Exercise brief — Can you transcribe every entry word for word, skipping the images?

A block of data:
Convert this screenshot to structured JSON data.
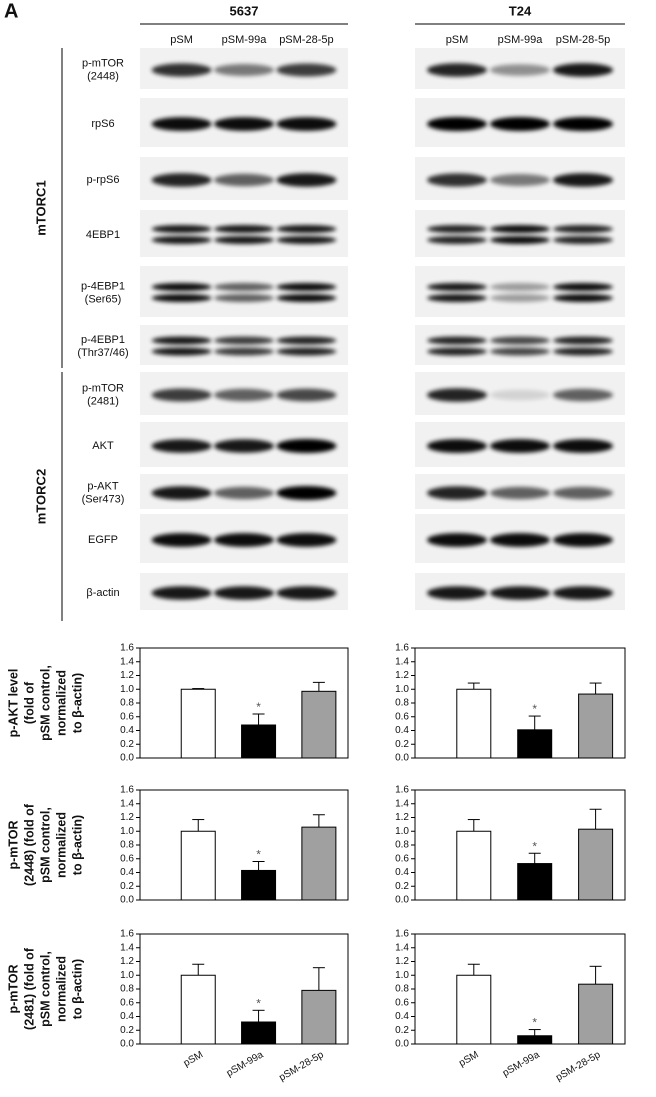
{
  "figure": {
    "panel": "A",
    "cell_lines": [
      {
        "name": "5637",
        "lanes": [
          "pSM",
          "pSM-99a",
          "pSM-28-5p"
        ]
      },
      {
        "name": "T24",
        "lanes": [
          "pSM",
          "pSM-99a",
          "pSM-28-5p"
        ]
      }
    ],
    "groups": [
      {
        "name": "mTORC1",
        "rows": [
          [
            "p-mTOR",
            "(2448)"
          ],
          [
            "rpS6"
          ],
          [
            "p-rpS6"
          ],
          [
            "4EBP1"
          ],
          [
            "p-4EBP1",
            "(Ser65)"
          ],
          [
            "p-4EBP1",
            "(Thr37/46)"
          ]
        ]
      },
      {
        "name": "mTORC2",
        "rows": [
          [
            "p-mTOR",
            "(2481)"
          ],
          [
            "AKT"
          ],
          [
            "p-AKT",
            "(Ser473)"
          ],
          [
            "EGFP"
          ],
          [
            "β-actin"
          ]
        ]
      }
    ]
  },
  "chart_data": [
    {
      "type": "bar",
      "ylabel": [
        "p-AKT level",
        "(fold of",
        "pSM control,",
        "normalized",
        "to β-actin)"
      ],
      "categories": [
        null,
        null,
        null
      ],
      "values": [
        1.0,
        0.48,
        0.97
      ],
      "errors": [
        0.01,
        0.16,
        0.13
      ],
      "significance": [
        null,
        "*",
        null
      ],
      "colors": [
        "#ffffff",
        "#000000",
        "#a0a0a0"
      ],
      "ylim": [
        0,
        1.6
      ],
      "yticks": [
        {
          "value": 0,
          "label": "0.0"
        },
        {
          "value": 0.2,
          "label": "0.2"
        },
        {
          "value": 0.4,
          "label": "0.4"
        },
        {
          "value": 0.6,
          "label": "0.6"
        },
        {
          "value": 0.8,
          "label": "0.8"
        },
        {
          "value": 1,
          "label": "1.0"
        },
        {
          "value": 1.2,
          "label": "1.2"
        },
        {
          "value": 1.4,
          "label": "1.4"
        },
        {
          "value": 1.6,
          "label": "1.6"
        }
      ]
    },
    {
      "type": "bar",
      "categories": [
        null,
        null,
        null
      ],
      "values": [
        1.0,
        0.41,
        0.93
      ],
      "errors": [
        0.09,
        0.2,
        0.16
      ],
      "significance": [
        null,
        "*",
        null
      ],
      "colors": [
        "#ffffff",
        "#000000",
        "#a0a0a0"
      ],
      "ylim": [
        0,
        1.6
      ],
      "yticks": [
        {
          "value": 0,
          "label": "0.0"
        },
        {
          "value": 0.2,
          "label": "0.2"
        },
        {
          "value": 0.4,
          "label": "0.4"
        },
        {
          "value": 0.6,
          "label": "0.6"
        },
        {
          "value": 0.8,
          "label": "0.8"
        },
        {
          "value": 1,
          "label": "1.0"
        },
        {
          "value": 1.2,
          "label": "1.2"
        },
        {
          "value": 1.4,
          "label": "1.4"
        },
        {
          "value": 1.6,
          "label": "1.6"
        }
      ]
    },
    {
      "type": "bar",
      "ylabel": [
        "p-mTOR",
        "(2448) (fold of",
        "pSM control,",
        "normalized",
        "to β-actin)"
      ],
      "categories": [
        null,
        null,
        null
      ],
      "values": [
        1.0,
        0.43,
        1.06
      ],
      "errors": [
        0.17,
        0.13,
        0.18
      ],
      "significance": [
        null,
        "*",
        null
      ],
      "colors": [
        "#ffffff",
        "#000000",
        "#a0a0a0"
      ],
      "ylim": [
        0,
        1.6
      ],
      "yticks": [
        {
          "value": 0,
          "label": "0.0"
        },
        {
          "value": 0.2,
          "label": "0.2"
        },
        {
          "value": 0.4,
          "label": "0.4"
        },
        {
          "value": 0.6,
          "label": "0.6"
        },
        {
          "value": 0.8,
          "label": "0.8"
        },
        {
          "value": 1,
          "label": "1.0"
        },
        {
          "value": 1.2,
          "label": "1.2"
        },
        {
          "value": 1.4,
          "label": "1.4"
        },
        {
          "value": 1.6,
          "label": "1.6"
        }
      ]
    },
    {
      "type": "bar",
      "categories": [
        null,
        null,
        null
      ],
      "values": [
        1.0,
        0.53,
        1.03
      ],
      "errors": [
        0.17,
        0.15,
        0.29
      ],
      "significance": [
        null,
        "*",
        null
      ],
      "colors": [
        "#ffffff",
        "#000000",
        "#a0a0a0"
      ],
      "ylim": [
        0,
        1.6
      ],
      "yticks": [
        {
          "value": 0,
          "label": "0.0"
        },
        {
          "value": 0.2,
          "label": "0.2"
        },
        {
          "value": 0.4,
          "label": "0.4"
        },
        {
          "value": 0.6,
          "label": "0.6"
        },
        {
          "value": 0.8,
          "label": "0.8"
        },
        {
          "value": 1,
          "label": "1.0"
        },
        {
          "value": 1.2,
          "label": "1.2"
        },
        {
          "value": 1.4,
          "label": "1.4"
        },
        {
          "value": 1.6,
          "label": "1.6"
        }
      ]
    },
    {
      "type": "bar",
      "ylabel": [
        "p-mTOR",
        "(2481) (fold of",
        "pSM control,",
        "normalized",
        "to β-actin)"
      ],
      "categories": [
        "pSM",
        "pSM-99a",
        "pSM-28-5p"
      ],
      "values": [
        1.0,
        0.32,
        0.78
      ],
      "errors": [
        0.16,
        0.17,
        0.33
      ],
      "significance": [
        null,
        "*",
        null
      ],
      "colors": [
        "#ffffff",
        "#000000",
        "#a0a0a0"
      ],
      "ylim": [
        0,
        1.6
      ],
      "yticks": [
        {
          "value": 0,
          "label": "0.0"
        },
        {
          "value": 0.2,
          "label": "0.2"
        },
        {
          "value": 0.4,
          "label": "0.4"
        },
        {
          "value": 0.6,
          "label": "0.6"
        },
        {
          "value": 0.8,
          "label": "0.8"
        },
        {
          "value": 1,
          "label": "1.0"
        },
        {
          "value": 1.2,
          "label": "1.2"
        },
        {
          "value": 1.4,
          "label": "1.4"
        },
        {
          "value": 1.6,
          "label": "1.6"
        }
      ]
    },
    {
      "type": "bar",
      "categories": [
        "pSM",
        "pSM-99a",
        "pSM-28-5p"
      ],
      "values": [
        1.0,
        0.12,
        0.87
      ],
      "errors": [
        0.16,
        0.09,
        0.26
      ],
      "significance": [
        null,
        "*",
        null
      ],
      "colors": [
        "#ffffff",
        "#000000",
        "#a0a0a0"
      ],
      "ylim": [
        0,
        1.6
      ],
      "yticks": [
        {
          "value": 0,
          "label": "0.0"
        },
        {
          "value": 0.2,
          "label": "0.2"
        },
        {
          "value": 0.4,
          "label": "0.4"
        },
        {
          "value": 0.6,
          "label": "0.6"
        },
        {
          "value": 0.8,
          "label": "0.8"
        },
        {
          "value": 1,
          "label": "1.0"
        },
        {
          "value": 1.2,
          "label": "1.2"
        },
        {
          "value": 1.4,
          "label": "1.4"
        },
        {
          "value": 1.6,
          "label": "1.6"
        }
      ]
    }
  ]
}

Exercise answer —
Convert this screenshot to structured JSON data.
{
  "figure": {
    "panel": "A",
    "cell_lines": [
      {
        "name": "5637",
        "lanes": [
          "pSM",
          "pSM-99a",
          "pSM-28-5p"
        ]
      },
      {
        "name": "T24",
        "lanes": [
          "pSM",
          "pSM-99a",
          "pSM-28-5p"
        ]
      }
    ],
    "groups": [
      {
        "name": "mTORC1",
        "rows": [
          [
            "p-mTOR",
            "(2448)"
          ],
          [
            "rpS6"
          ],
          [
            "p-rpS6"
          ],
          [
            "4EBP1"
          ],
          [
            "p-4EBP1",
            "(Ser65)"
          ],
          [
            "p-4EBP1",
            "(Thr37/46)"
          ]
        ]
      },
      {
        "name": "mTORC2",
        "rows": [
          [
            "p-mTOR",
            "(2481)"
          ],
          [
            "AKT"
          ],
          [
            "p-AKT",
            "(Ser473)"
          ],
          [
            "EGFP"
          ],
          [
            "β-actin"
          ]
        ]
      }
    ]
  },
  "chart_data": [
    {
      "type": "bar",
      "ylabel": [
        "p-AKT level",
        "(fold of",
        "pSM control,",
        "normalized",
        "to β-actin)"
      ],
      "categories": [
        null,
        null,
        null
      ],
      "values": [
        1.0,
        0.48,
        0.97
      ],
      "errors": [
        0.01,
        0.16,
        0.13
      ],
      "significance": [
        null,
        "*",
        null
      ],
      "colors": [
        "#ffffff",
        "#000000",
        "#a0a0a0"
      ],
      "ylim": [
        0,
        1.6
      ],
      "yticks": [
        {
          "value": 0,
          "label": "0.0"
        },
        {
          "value": 0.2,
          "label": "0.2"
        },
        {
          "value": 0.4,
          "label": "0.4"
        },
        {
          "value": 0.6,
          "label": "0.6"
        },
        {
          "value": 0.8,
          "label": "0.8"
        },
        {
          "value": 1,
          "label": "1.0"
        },
        {
          "value": 1.2,
          "label": "1.2"
        },
        {
          "value": 1.4,
          "label": "1.4"
        },
        {
          "value": 1.6,
          "label": "1.6"
        }
      ]
    },
    {
      "type": "bar",
      "categories": [
        null,
        null,
        null
      ],
      "values": [
        1.0,
        0.41,
        0.93
      ],
      "errors": [
        0.09,
        0.2,
        0.16
      ],
      "significance": [
        null,
        "*",
        null
      ],
      "colors": [
        "#ffffff",
        "#000000",
        "#a0a0a0"
      ],
      "ylim": [
        0,
        1.6
      ],
      "yticks": [
        {
          "value": 0,
          "label": "0.0"
        },
        {
          "value": 0.2,
          "label": "0.2"
        },
        {
          "value": 0.4,
          "label": "0.4"
        },
        {
          "value": 0.6,
          "label": "0.6"
        },
        {
          "value": 0.8,
          "label": "0.8"
        },
        {
          "value": 1,
          "label": "1.0"
        },
        {
          "value": 1.2,
          "label": "1.2"
        },
        {
          "value": 1.4,
          "label": "1.4"
        },
        {
          "value": 1.6,
          "label": "1.6"
        }
      ]
    },
    {
      "type": "bar",
      "ylabel": [
        "p-mTOR",
        "(2448) (fold of",
        "pSM control,",
        "normalized",
        "to β-actin)"
      ],
      "categories": [
        null,
        null,
        null
      ],
      "values": [
        1.0,
        0.43,
        1.06
      ],
      "errors": [
        0.17,
        0.13,
        0.18
      ],
      "significance": [
        null,
        "*",
        null
      ],
      "colors": [
        "#ffffff",
        "#000000",
        "#a0a0a0"
      ],
      "ylim": [
        0,
        1.6
      ],
      "yticks": [
        {
          "value": 0,
          "label": "0.0"
        },
        {
          "value": 0.2,
          "label": "0.2"
        },
        {
          "value": 0.4,
          "label": "0.4"
        },
        {
          "value": 0.6,
          "label": "0.6"
        },
        {
          "value": 0.8,
          "label": "0.8"
        },
        {
          "value": 1,
          "label": "1.0"
        },
        {
          "value": 1.2,
          "label": "1.2"
        },
        {
          "value": 1.4,
          "label": "1.4"
        },
        {
          "value": 1.6,
          "label": "1.6"
        }
      ]
    },
    {
      "type": "bar",
      "categories": [
        null,
        null,
        null
      ],
      "values": [
        1.0,
        0.53,
        1.03
      ],
      "errors": [
        0.17,
        0.15,
        0.29
      ],
      "significance": [
        null,
        "*",
        null
      ],
      "colors": [
        "#ffffff",
        "#000000",
        "#a0a0a0"
      ],
      "ylim": [
        0,
        1.6
      ],
      "yticks": [
        {
          "value": 0,
          "label": "0.0"
        },
        {
          "value": 0.2,
          "label": "0.2"
        },
        {
          "value": 0.4,
          "label": "0.4"
        },
        {
          "value": 0.6,
          "label": "0.6"
        },
        {
          "value": 0.8,
          "label": "0.8"
        },
        {
          "value": 1,
          "label": "1.0"
        },
        {
          "value": 1.2,
          "label": "1.2"
        },
        {
          "value": 1.4,
          "label": "1.4"
        },
        {
          "value": 1.6,
          "label": "1.6"
        }
      ]
    },
    {
      "type": "bar",
      "ylabel": [
        "p-mTOR",
        "(2481) (fold of",
        "pSM control,",
        "normalized",
        "to β-actin)"
      ],
      "categories": [
        "pSM",
        "pSM-99a",
        "pSM-28-5p"
      ],
      "values": [
        1.0,
        0.32,
        0.78
      ],
      "errors": [
        0.16,
        0.17,
        0.33
      ],
      "significance": [
        null,
        "*",
        null
      ],
      "colors": [
        "#ffffff",
        "#000000",
        "#a0a0a0"
      ],
      "ylim": [
        0,
        1.6
      ],
      "yticks": [
        {
          "value": 0,
          "label": "0.0"
        },
        {
          "value": 0.2,
          "label": "0.2"
        },
        {
          "value": 0.4,
          "label": "0.4"
        },
        {
          "value": 0.6,
          "label": "0.6"
        },
        {
          "value": 0.8,
          "label": "0.8"
        },
        {
          "value": 1,
          "label": "1.0"
        },
        {
          "value": 1.2,
          "label": "1.2"
        },
        {
          "value": 1.4,
          "label": "1.4"
        },
        {
          "value": 1.6,
          "label": "1.6"
        }
      ]
    },
    {
      "type": "bar",
      "categories": [
        "pSM",
        "pSM-99a",
        "pSM-28-5p"
      ],
      "values": [
        1.0,
        0.12,
        0.87
      ],
      "errors": [
        0.16,
        0.09,
        0.26
      ],
      "significance": [
        null,
        "*",
        null
      ],
      "colors": [
        "#ffffff",
        "#000000",
        "#a0a0a0"
      ],
      "ylim": [
        0,
        1.6
      ],
      "yticks": [
        {
          "value": 0,
          "label": "0.0"
        },
        {
          "value": 0.2,
          "label": "0.2"
        },
        {
          "value": 0.4,
          "label": "0.4"
        },
        {
          "value": 0.6,
          "label": "0.6"
        },
        {
          "value": 0.8,
          "label": "0.8"
        },
        {
          "value": 1,
          "label": "1.0"
        },
        {
          "value": 1.2,
          "label": "1.2"
        },
        {
          "value": 1.4,
          "label": "1.4"
        },
        {
          "value": 1.6,
          "label": "1.6"
        }
      ]
    }
  ]
}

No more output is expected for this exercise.